• [What to work on] Every entry must be repeated exactly. Exclude all pictures.

Collection entries
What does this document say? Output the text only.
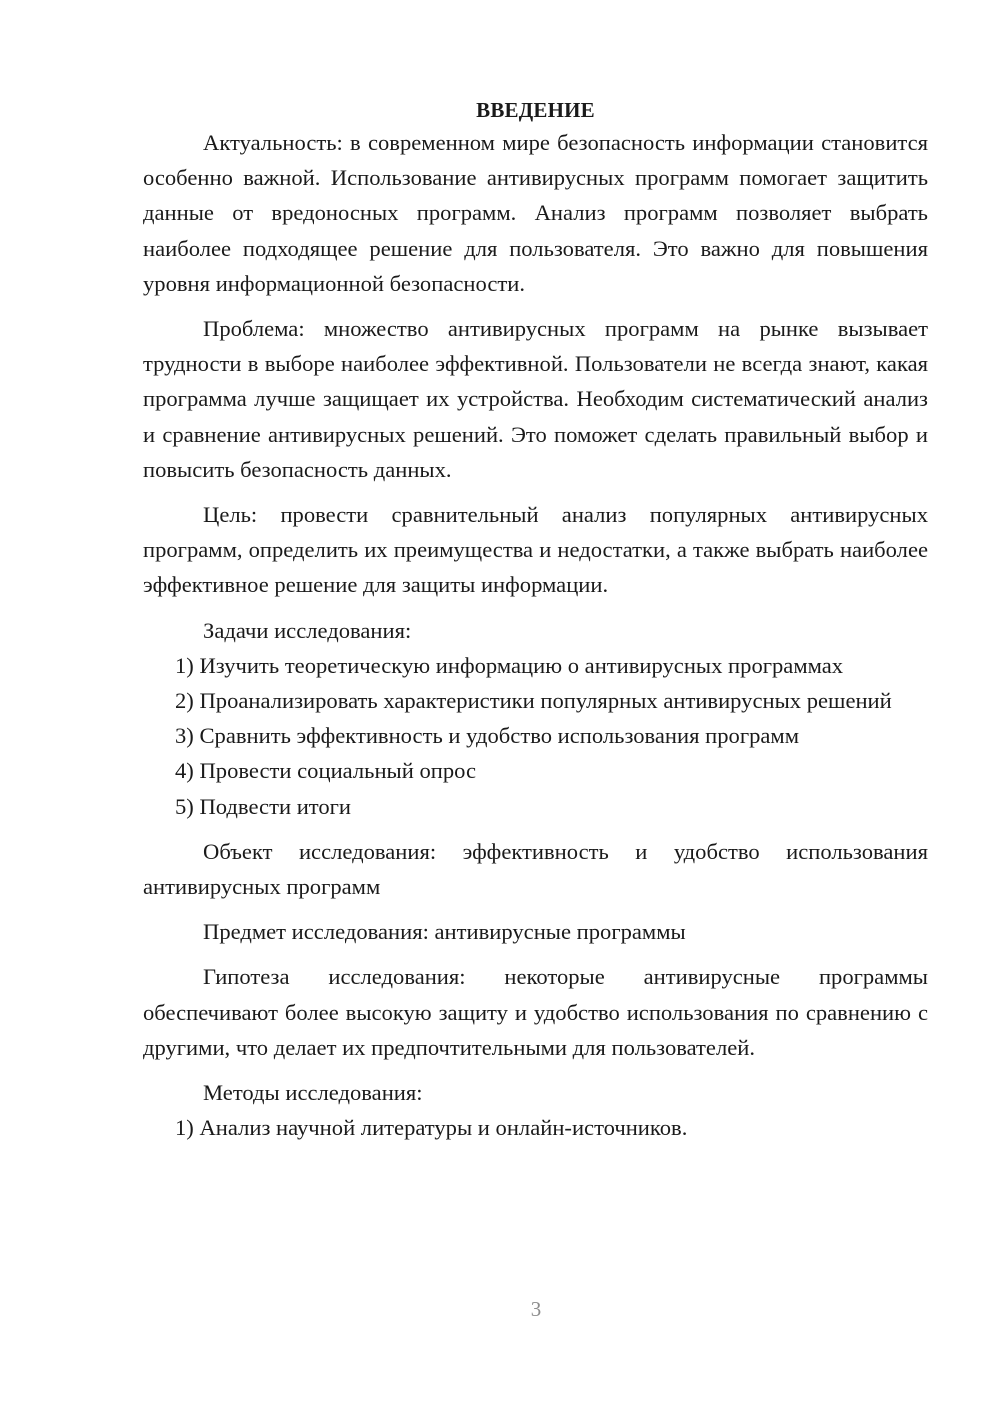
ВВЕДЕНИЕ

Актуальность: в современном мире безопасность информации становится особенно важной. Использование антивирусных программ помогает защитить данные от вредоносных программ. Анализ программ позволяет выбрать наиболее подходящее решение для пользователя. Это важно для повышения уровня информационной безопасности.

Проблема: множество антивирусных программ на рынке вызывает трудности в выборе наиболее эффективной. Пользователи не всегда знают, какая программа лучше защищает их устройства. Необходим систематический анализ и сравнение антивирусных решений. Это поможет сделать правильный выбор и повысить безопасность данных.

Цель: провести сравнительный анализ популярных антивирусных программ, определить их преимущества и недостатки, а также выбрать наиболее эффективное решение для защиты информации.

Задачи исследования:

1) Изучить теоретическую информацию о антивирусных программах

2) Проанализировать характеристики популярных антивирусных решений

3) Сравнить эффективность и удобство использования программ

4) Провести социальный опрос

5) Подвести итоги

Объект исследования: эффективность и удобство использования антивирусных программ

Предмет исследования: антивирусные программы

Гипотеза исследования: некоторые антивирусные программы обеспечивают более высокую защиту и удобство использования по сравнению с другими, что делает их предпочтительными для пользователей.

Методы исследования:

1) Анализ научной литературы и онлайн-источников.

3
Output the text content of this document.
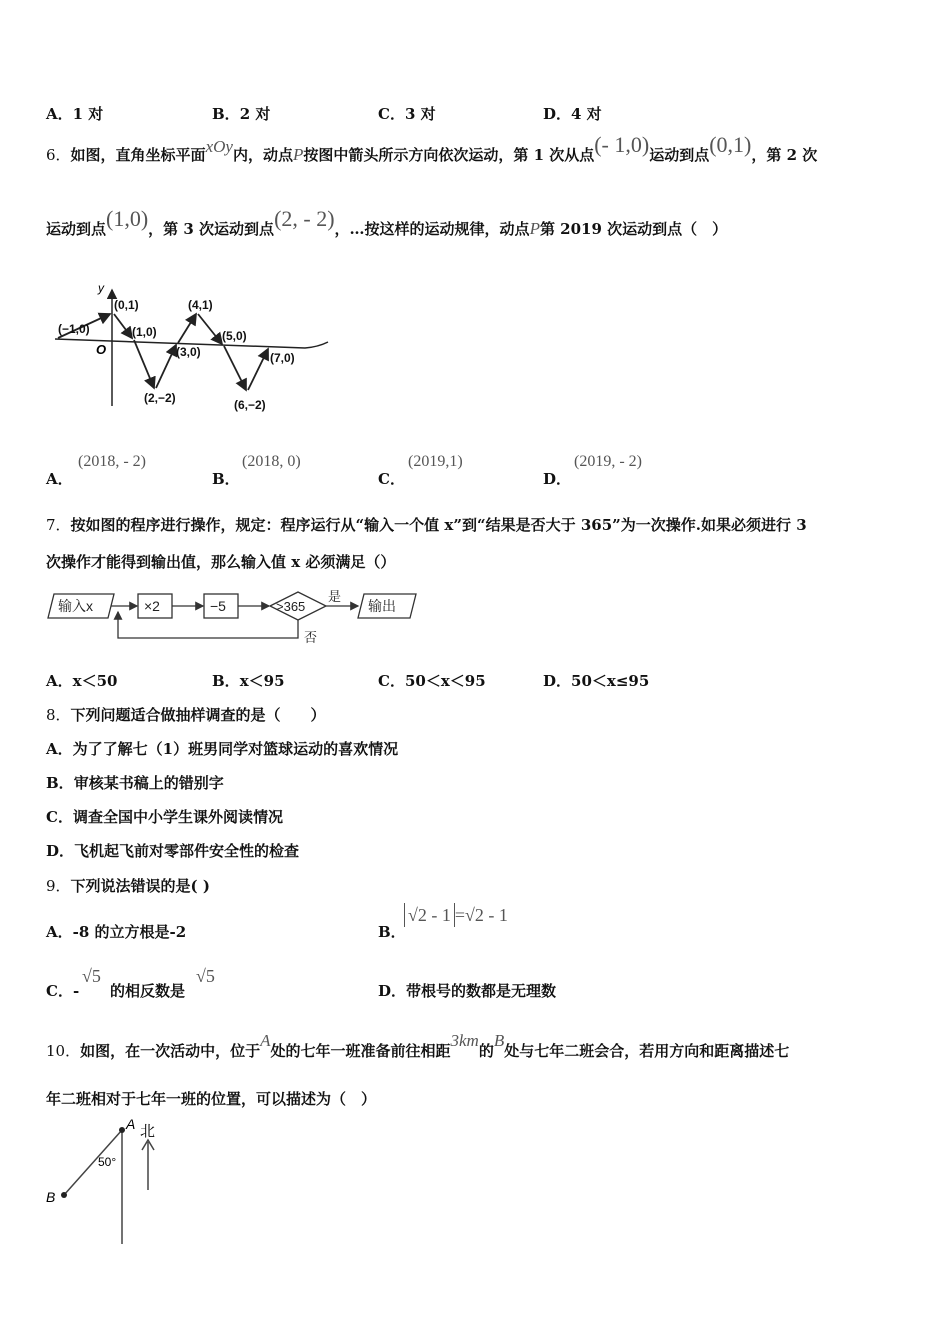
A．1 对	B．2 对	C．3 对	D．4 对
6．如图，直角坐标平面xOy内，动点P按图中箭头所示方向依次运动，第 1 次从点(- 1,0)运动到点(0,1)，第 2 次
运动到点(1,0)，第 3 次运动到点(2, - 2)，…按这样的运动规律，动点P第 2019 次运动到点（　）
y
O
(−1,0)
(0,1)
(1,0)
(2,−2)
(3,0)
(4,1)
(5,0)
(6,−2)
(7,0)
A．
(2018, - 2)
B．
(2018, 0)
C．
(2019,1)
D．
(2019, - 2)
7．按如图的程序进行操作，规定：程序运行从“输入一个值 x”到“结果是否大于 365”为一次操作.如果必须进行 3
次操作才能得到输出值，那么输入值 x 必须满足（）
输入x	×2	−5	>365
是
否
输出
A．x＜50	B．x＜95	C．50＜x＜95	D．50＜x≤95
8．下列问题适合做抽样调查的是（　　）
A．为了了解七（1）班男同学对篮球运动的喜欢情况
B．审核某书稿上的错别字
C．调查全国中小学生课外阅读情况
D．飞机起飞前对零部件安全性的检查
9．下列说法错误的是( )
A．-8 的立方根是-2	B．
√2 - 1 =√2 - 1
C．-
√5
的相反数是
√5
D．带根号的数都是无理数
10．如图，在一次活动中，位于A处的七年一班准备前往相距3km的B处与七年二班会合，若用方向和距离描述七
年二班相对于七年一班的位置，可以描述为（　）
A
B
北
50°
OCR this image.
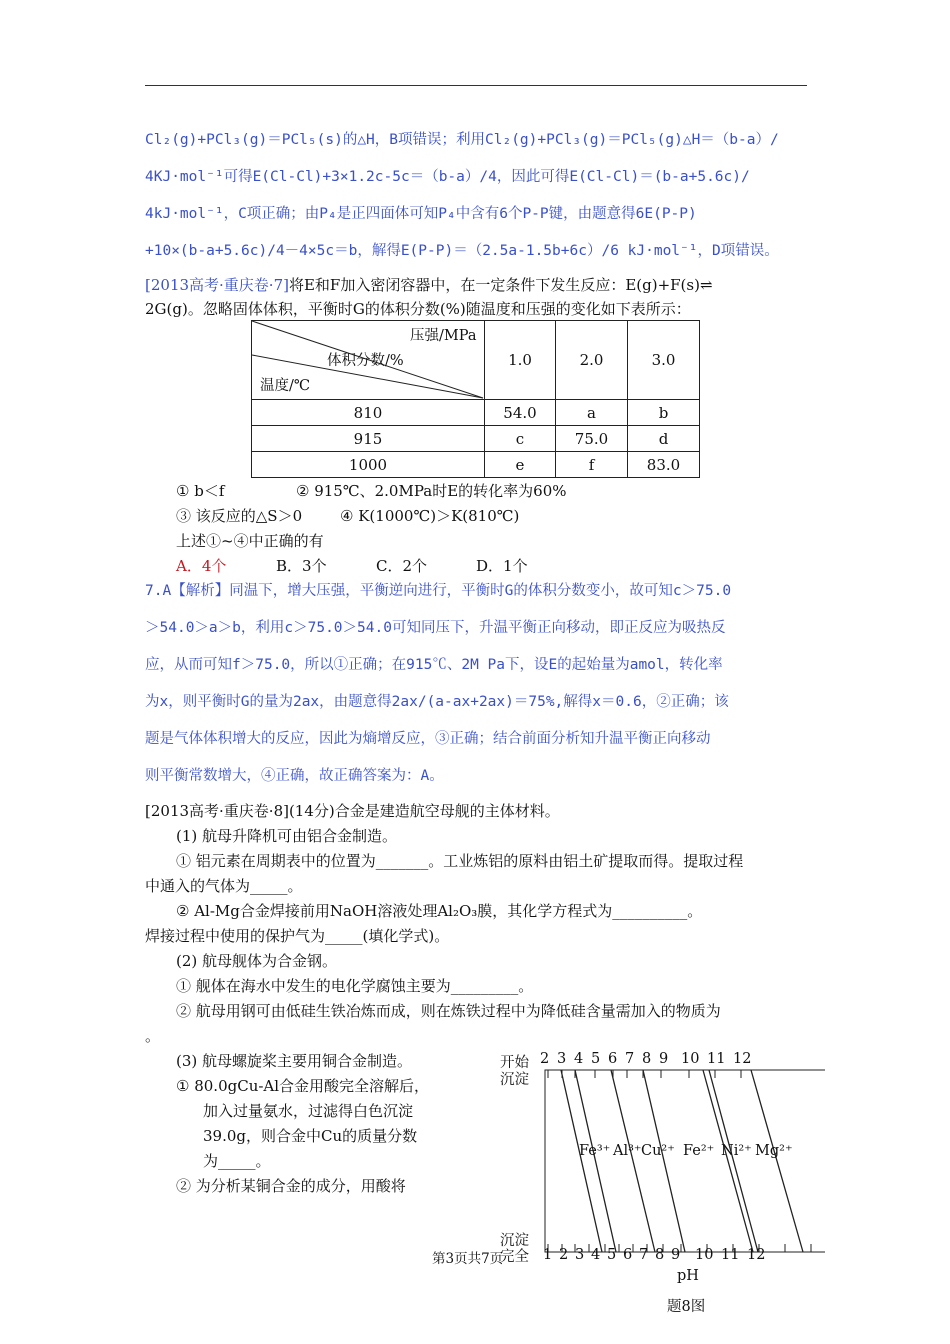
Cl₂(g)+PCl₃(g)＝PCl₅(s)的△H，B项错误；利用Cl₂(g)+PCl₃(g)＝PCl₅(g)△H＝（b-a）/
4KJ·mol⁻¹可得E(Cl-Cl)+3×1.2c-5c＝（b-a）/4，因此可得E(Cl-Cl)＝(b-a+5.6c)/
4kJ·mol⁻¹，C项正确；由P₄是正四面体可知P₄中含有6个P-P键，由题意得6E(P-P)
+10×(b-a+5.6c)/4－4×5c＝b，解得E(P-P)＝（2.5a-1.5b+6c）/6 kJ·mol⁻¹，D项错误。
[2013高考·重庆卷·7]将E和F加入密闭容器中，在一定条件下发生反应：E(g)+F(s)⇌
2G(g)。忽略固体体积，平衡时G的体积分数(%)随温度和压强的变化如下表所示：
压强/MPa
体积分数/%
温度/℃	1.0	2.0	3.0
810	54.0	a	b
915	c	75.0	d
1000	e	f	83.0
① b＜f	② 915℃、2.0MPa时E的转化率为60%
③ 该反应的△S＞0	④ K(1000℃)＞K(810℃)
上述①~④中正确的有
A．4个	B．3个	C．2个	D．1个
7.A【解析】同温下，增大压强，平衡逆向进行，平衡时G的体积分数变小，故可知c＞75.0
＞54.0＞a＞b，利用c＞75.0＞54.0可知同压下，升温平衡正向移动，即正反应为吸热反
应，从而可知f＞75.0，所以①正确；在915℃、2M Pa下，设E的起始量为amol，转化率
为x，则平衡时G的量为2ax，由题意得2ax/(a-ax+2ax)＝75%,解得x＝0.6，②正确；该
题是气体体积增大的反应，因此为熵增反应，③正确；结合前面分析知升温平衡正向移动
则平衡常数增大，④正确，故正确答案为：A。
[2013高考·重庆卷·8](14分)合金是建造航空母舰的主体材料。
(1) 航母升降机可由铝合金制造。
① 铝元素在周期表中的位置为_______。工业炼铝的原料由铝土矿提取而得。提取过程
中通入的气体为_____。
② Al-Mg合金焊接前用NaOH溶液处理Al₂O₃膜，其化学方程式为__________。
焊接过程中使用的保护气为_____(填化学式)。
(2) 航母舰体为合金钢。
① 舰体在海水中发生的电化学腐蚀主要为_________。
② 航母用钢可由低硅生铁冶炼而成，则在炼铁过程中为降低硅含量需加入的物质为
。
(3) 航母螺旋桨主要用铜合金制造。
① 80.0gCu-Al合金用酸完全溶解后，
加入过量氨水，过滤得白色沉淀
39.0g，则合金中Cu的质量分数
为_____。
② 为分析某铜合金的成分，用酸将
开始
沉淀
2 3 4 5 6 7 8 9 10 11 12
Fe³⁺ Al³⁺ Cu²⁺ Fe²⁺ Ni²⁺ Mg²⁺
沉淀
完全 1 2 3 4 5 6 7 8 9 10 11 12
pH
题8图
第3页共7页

• [Answer for the task]
What does this document say? Output the text only.
ВВЕДЕНИЕ

Актуальность: в современном мире безопасность информации становится особенно важной. Использование антивирусных программ помогает защитить данные от вредоносных программ. Анализ программ позволяет выбрать наиболее подходящее решение для пользователя. Это важно для повышения уровня информационной безопасности.

Проблема: множество антивирусных программ на рынке вызывает трудности в выборе наиболее эффективной. Пользователи не всегда знают, какая программа лучше защищает их устройства. Необходим систематический анализ и сравнение антивирусных решений. Это поможет сделать правильный выбор и повысить безопасность данных.

Цель: провести сравнительный анализ популярных антивирусных программ, определить их преимущества и недостатки, а также выбрать наиболее эффективное решение для защиты информации.

Задачи исследования:

1) Изучить теоретическую информацию о антивирусных программах

2) Проанализировать характеристики популярных антивирусных решений

3) Сравнить эффективность и удобство использования программ

4) Провести социальный опрос

5) Подвести итоги

Объект исследования: эффективность и удобство использования антивирусных программ

Предмет исследования: антивирусные программы

Гипотеза исследования: некоторые антивирусные программы обеспечивают более высокую защиту и удобство использования по сравнению с другими, что делает их предпочтительными для пользователей.

Методы исследования:

1) Анализ научной литературы и онлайн-источников.

3
Output the text content of this document.
A．1 对	B．2 对	C．3 对	D．4 对
6．如图，直角坐标平面xOy内，动点P按图中箭头所示方向依次运动，第 1 次从点(- 1,0)运动到点(0,1)，第 2 次
运动到点(1,0)，第 3 次运动到点(2, - 2)，…按这样的运动规律，动点P第 2019 次运动到点（　）
y
O
(−1,0)
(0,1)
(1,0)
(2,−2)
(3,0)
(4,1)
(5,0)
(6,−2)
(7,0)
A．
(2018, - 2)
B．
(2018, 0)
C．
(2019,1)
D．
(2019, - 2)
7．按如图的程序进行操作，规定：程序运行从“输入一个值 x”到“结果是否大于 365”为一次操作.如果必须进行 3
次操作才能得到输出值，那么输入值 x 必须满足（）
输入x	×2	−5	>365
是
否
输出
A．x＜50	B．x＜95	C．50＜x＜95	D．50＜x≤95
8．下列问题适合做抽样调查的是（　　）
A．为了了解七（1）班男同学对篮球运动的喜欢情况
B．审核某书稿上的错别字
C．调查全国中小学生课外阅读情况
D．飞机起飞前对零部件安全性的检查
9．下列说法错误的是( )
A．-8 的立方根是-2	B．
√2 - 1 =√2 - 1
C．-
√5
的相反数是
√5
D．带根号的数都是无理数
10．如图，在一次活动中，位于A处的七年一班准备前往相距3km的B处与七年二班会合，若用方向和距离描述七
年二班相对于七年一班的位置，可以描述为（　）
A
B
北
50°
OCR this image.
Cl₂(g)+PCl₃(g)＝PCl₅(s)的△H，B项错误；利用Cl₂(g)+PCl₃(g)＝PCl₅(g)△H＝（b-a）/
4KJ·mol⁻¹可得E(Cl-Cl)+3×1.2c-5c＝（b-a）/4，因此可得E(Cl-Cl)＝(b-a+5.6c)/
4kJ·mol⁻¹，C项正确；由P₄是正四面体可知P₄中含有6个P-P键，由题意得6E(P-P)
+10×(b-a+5.6c)/4－4×5c＝b，解得E(P-P)＝（2.5a-1.5b+6c）/6 kJ·mol⁻¹，D项错误。
[2013高考·重庆卷·7]将E和F加入密闭容器中，在一定条件下发生反应：E(g)+F(s)⇌
2G(g)。忽略固体体积，平衡时G的体积分数(%)随温度和压强的变化如下表所示：
压强/MPa
体积分数/%
温度/℃	1.0	2.0	3.0
810	54.0	a	b
915	c	75.0	d
1000	e	f	83.0
① b＜f	② 915℃、2.0MPa时E的转化率为60%
③ 该反应的△S＞0	④ K(1000℃)＞K(810℃)
上述①~④中正确的有
A．4个	B．3个	C．2个	D．1个
7.A【解析】同温下，增大压强，平衡逆向进行，平衡时G的体积分数变小，故可知c＞75.0
＞54.0＞a＞b，利用c＞75.0＞54.0可知同压下，升温平衡正向移动，即正反应为吸热反
应，从而可知f＞75.0，所以①正确；在915℃、2M Pa下，设E的起始量为amol，转化率
为x，则平衡时G的量为2ax，由题意得2ax/(a-ax+2ax)＝75%,解得x＝0.6，②正确；该
题是气体体积增大的反应，因此为熵增反应，③正确；结合前面分析知升温平衡正向移动
则平衡常数增大，④正确，故正确答案为：A。
[2013高考·重庆卷·8](14分)合金是建造航空母舰的主体材料。
(1) 航母升降机可由铝合金制造。
① 铝元素在周期表中的位置为_______。工业炼铝的原料由铝土矿提取而得。提取过程
中通入的气体为_____。
② Al-Mg合金焊接前用NaOH溶液处理Al₂O₃膜，其化学方程式为__________。
焊接过程中使用的保护气为_____(填化学式)。
(2) 航母舰体为合金钢。
① 舰体在海水中发生的电化学腐蚀主要为_________。
② 航母用钢可由低硅生铁冶炼而成，则在炼铁过程中为降低硅含量需加入的物质为
。
(3) 航母螺旋桨主要用铜合金制造。
① 80.0gCu-Al合金用酸完全溶解后，
加入过量氨水，过滤得白色沉淀
39.0g，则合金中Cu的质量分数
为_____。
② 为分析某铜合金的成分，用酸将
开始
沉淀
2 3 4 5 6 7 8 9 10 11 12
Fe³⁺ Al³⁺ Cu²⁺ Fe²⁺ Ni²⁺ Mg²⁺
沉淀
完全 1 2 3 4 5 6 7 8 9 10 11 12
pH
题8图
第3页共7页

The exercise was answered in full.